── DATA SECTION

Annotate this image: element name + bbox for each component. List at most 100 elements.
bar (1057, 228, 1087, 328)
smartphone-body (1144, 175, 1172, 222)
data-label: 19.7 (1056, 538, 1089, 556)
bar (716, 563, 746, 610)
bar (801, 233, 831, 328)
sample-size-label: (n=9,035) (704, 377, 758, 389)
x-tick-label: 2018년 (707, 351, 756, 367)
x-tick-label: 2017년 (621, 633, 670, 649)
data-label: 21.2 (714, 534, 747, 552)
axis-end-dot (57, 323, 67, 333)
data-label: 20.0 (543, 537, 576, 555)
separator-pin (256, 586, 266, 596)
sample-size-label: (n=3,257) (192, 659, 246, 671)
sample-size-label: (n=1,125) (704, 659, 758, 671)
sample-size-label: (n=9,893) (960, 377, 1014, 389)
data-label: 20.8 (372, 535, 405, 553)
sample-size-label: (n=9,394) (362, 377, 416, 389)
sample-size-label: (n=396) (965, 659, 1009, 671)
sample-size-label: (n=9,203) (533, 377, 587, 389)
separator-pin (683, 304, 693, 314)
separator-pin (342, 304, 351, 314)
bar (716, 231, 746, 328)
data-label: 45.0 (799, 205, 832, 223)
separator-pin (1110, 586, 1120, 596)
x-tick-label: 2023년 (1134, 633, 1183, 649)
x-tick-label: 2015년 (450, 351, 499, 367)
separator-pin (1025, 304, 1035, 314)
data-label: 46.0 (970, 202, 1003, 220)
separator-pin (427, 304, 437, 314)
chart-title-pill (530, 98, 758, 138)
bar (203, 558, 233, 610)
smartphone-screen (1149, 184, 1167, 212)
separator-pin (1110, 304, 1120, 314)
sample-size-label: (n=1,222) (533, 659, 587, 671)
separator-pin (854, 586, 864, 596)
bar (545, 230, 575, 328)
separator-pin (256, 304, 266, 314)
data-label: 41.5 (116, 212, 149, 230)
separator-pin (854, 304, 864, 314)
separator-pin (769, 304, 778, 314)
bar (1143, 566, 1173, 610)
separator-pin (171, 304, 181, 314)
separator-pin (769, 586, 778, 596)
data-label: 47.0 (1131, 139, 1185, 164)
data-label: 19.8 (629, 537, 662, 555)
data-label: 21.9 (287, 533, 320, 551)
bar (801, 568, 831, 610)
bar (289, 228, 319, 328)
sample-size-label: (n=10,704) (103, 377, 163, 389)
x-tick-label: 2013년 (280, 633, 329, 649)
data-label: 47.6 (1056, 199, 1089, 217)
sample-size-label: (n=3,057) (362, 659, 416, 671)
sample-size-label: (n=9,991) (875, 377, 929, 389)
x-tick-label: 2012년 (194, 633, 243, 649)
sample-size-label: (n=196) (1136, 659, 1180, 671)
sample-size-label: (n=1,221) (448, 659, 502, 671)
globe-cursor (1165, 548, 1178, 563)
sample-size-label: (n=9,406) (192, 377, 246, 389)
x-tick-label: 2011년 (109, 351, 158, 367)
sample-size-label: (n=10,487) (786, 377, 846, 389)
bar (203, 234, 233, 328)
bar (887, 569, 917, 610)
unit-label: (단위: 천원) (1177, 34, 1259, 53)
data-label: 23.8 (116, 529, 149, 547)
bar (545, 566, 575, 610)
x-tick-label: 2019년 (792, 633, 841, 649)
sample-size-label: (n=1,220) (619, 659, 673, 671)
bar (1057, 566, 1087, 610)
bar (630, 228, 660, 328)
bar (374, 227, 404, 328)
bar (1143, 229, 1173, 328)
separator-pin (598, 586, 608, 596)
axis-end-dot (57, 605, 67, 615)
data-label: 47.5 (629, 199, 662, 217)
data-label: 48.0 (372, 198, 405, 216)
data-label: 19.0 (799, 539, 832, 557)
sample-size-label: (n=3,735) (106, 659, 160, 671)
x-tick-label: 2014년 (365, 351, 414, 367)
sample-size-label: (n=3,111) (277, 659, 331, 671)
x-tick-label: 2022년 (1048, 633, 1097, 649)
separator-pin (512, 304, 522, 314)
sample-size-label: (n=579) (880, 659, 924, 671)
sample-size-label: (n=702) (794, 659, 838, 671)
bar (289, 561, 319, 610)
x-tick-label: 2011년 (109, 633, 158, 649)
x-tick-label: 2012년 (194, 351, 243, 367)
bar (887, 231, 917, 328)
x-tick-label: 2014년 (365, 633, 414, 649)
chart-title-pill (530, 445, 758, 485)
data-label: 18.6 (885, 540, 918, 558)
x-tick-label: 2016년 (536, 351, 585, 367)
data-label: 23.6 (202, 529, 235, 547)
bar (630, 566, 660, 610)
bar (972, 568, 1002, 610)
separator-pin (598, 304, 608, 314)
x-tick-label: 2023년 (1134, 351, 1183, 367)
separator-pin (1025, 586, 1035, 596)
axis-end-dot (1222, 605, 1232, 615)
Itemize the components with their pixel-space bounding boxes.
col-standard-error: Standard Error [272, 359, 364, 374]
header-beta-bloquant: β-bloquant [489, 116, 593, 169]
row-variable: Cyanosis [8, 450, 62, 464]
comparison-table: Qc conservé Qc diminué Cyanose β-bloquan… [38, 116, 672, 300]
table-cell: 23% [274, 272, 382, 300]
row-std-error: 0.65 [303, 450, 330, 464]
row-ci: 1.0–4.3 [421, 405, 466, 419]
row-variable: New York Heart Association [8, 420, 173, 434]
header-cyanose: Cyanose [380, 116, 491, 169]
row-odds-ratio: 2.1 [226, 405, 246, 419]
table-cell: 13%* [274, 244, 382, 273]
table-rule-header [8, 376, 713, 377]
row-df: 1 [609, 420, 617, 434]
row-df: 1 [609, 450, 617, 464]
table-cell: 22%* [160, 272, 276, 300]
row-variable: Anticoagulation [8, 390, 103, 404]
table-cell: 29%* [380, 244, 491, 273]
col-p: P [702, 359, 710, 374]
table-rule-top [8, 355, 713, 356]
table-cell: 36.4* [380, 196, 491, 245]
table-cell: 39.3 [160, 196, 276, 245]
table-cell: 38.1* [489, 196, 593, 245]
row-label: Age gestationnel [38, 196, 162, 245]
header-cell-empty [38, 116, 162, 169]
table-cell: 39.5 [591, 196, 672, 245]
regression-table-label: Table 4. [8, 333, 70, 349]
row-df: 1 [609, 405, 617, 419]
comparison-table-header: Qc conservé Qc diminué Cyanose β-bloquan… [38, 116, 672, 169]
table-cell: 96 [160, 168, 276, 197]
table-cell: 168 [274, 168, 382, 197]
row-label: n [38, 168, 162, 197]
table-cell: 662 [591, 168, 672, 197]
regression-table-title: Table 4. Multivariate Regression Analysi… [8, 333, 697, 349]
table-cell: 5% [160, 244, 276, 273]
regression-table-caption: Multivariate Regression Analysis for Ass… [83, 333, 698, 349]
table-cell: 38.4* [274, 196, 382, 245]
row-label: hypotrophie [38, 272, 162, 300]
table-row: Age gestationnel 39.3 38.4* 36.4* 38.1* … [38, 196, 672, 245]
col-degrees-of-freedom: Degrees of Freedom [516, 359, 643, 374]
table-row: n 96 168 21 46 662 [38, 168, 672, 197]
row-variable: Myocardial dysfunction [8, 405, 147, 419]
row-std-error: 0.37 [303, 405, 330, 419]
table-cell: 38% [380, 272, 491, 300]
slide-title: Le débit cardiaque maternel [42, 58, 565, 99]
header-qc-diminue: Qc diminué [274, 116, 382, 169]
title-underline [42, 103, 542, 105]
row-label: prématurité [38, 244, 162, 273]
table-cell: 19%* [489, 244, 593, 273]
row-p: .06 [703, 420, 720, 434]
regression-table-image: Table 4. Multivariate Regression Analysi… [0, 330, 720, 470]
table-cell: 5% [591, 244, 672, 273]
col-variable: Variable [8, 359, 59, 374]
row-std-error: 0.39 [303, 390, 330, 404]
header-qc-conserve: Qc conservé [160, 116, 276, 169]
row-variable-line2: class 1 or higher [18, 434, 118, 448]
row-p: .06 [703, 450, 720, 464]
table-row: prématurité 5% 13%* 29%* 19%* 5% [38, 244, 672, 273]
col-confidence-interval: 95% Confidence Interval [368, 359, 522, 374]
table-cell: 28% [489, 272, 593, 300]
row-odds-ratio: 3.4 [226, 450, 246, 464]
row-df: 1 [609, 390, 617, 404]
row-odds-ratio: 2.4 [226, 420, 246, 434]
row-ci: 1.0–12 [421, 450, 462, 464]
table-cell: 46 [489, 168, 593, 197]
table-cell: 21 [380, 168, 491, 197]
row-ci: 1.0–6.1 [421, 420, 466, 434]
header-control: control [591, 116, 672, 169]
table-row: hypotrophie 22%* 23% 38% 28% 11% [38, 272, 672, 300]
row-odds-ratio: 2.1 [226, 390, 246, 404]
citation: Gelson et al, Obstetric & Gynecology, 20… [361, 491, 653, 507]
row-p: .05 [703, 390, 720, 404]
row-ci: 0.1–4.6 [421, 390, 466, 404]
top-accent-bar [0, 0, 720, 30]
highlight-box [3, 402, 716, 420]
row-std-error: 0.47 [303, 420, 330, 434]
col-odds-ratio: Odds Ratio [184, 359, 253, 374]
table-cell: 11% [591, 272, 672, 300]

────

• **TASK TO CARRY OUT**: Rewrite the records from the start through the line that has "data-label: 20.0 (543, 537, 576, 555)", renaming "bar" to "column" and changing nothing else.

• **RESULT FOR THIS TASK**:
Annotate this image: element name + bbox for each component. List at most 100 elements.
column (1057, 228, 1087, 328)
smartphone-body (1144, 175, 1172, 222)
data-label: 19.7 (1056, 538, 1089, 556)
column (716, 563, 746, 610)
column (801, 233, 831, 328)
sample-size-label: (n=9,035) (704, 377, 758, 389)
x-tick-label: 2018년 (707, 351, 756, 367)
x-tick-label: 2017년 (621, 633, 670, 649)
data-label: 21.2 (714, 534, 747, 552)
axis-end-dot (57, 323, 67, 333)
data-label: 20.0 (543, 537, 576, 555)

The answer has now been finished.